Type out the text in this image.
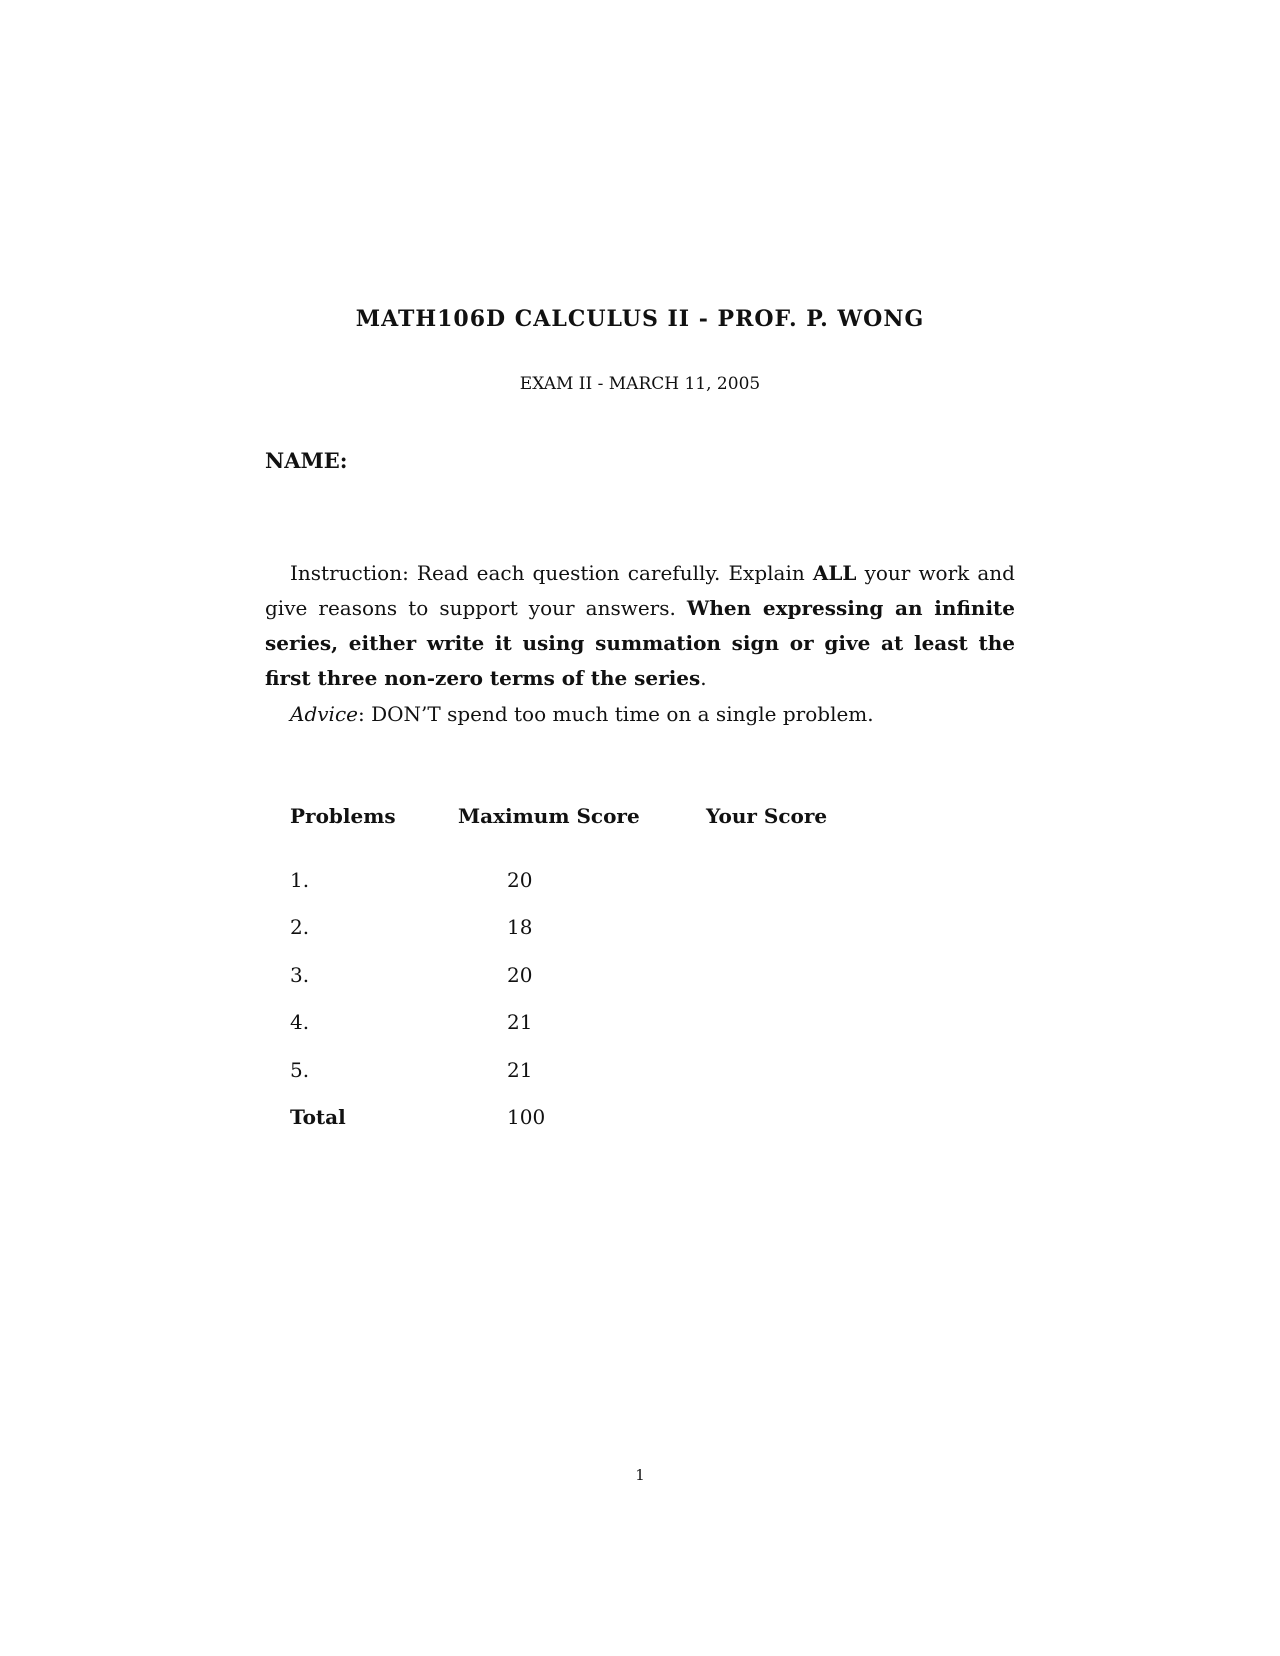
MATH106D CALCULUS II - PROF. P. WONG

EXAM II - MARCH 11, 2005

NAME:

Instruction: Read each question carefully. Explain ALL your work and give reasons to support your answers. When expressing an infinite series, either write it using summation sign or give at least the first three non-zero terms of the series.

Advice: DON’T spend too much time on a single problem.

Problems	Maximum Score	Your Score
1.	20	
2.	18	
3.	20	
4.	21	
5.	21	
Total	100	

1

**What needs to be done:** Restate the data above word for word. Skip every picture.

**Complete response:**
Type out the text in this image.
MATH106D CALCULUS II - PROF. P. WONG

EXAM II - MARCH 11, 2005

NAME:

Instruction: Read each question carefully. Explain ALL your work and give reasons to support your answers. When expressing an infinite series, either write it using summation sign or give at least the first three non-zero terms of the series.

Advice: DON’T spend too much time on a single problem.

Problems	Maximum Score	Your Score
1.	20	
2.	18	
3.	20	
4.	21	
5.	21	
Total	100	

1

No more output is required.